WHAT YOU NEED TO DO ▸ Copy out each line featuring the string "screenshot" from the entries beneath.
## Begin PROVIDED RECORDS
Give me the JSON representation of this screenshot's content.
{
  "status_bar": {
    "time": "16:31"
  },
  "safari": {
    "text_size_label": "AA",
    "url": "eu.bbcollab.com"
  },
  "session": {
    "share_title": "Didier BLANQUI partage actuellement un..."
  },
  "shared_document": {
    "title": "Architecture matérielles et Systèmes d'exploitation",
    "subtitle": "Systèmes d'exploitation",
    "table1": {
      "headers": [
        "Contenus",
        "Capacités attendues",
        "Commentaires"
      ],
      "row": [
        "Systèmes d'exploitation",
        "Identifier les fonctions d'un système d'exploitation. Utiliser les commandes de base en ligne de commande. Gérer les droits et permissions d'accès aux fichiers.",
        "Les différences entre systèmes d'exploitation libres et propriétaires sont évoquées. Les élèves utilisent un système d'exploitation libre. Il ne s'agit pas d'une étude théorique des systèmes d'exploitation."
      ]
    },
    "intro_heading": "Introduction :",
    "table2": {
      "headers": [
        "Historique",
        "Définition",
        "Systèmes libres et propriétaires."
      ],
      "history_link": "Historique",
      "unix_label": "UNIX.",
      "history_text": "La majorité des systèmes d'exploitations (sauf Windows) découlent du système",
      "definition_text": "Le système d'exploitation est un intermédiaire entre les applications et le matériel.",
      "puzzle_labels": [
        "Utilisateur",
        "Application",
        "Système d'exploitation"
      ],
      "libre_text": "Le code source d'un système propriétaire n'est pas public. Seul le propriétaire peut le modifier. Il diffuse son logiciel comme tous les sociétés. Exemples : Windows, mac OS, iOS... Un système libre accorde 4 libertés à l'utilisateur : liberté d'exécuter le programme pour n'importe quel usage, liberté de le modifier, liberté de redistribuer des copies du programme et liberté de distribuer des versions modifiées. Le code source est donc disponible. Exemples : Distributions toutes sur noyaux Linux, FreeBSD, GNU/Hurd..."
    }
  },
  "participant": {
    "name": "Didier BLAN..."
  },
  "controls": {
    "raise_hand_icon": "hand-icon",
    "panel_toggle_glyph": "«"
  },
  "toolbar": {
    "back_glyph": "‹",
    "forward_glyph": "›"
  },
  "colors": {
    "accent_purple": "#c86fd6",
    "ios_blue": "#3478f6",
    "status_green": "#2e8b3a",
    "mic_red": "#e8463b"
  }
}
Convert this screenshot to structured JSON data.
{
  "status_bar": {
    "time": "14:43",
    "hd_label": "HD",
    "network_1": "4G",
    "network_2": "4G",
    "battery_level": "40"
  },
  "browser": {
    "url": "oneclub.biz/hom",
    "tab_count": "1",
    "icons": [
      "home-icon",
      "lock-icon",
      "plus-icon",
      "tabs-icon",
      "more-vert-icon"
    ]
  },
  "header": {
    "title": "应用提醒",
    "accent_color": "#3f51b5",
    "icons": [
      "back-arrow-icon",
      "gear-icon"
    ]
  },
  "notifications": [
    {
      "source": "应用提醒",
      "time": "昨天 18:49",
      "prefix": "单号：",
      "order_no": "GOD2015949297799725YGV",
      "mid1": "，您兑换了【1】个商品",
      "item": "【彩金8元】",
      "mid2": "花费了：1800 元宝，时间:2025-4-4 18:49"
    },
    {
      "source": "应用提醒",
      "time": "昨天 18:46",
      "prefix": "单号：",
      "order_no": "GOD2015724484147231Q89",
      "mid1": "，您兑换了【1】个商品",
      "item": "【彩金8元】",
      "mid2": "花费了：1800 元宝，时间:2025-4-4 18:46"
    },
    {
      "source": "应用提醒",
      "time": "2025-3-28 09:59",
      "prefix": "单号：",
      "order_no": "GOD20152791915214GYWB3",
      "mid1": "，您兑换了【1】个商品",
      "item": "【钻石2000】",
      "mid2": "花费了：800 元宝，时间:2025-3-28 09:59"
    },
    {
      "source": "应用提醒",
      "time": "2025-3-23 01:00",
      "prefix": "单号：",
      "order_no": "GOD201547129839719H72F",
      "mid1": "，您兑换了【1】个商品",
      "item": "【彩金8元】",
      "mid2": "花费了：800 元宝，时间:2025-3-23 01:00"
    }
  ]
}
## End PROVIDED RECORDS
FULL RESPONSE ▸
Give me the JSON representation of this screenshot's content.
Convert this screenshot to structured JSON data.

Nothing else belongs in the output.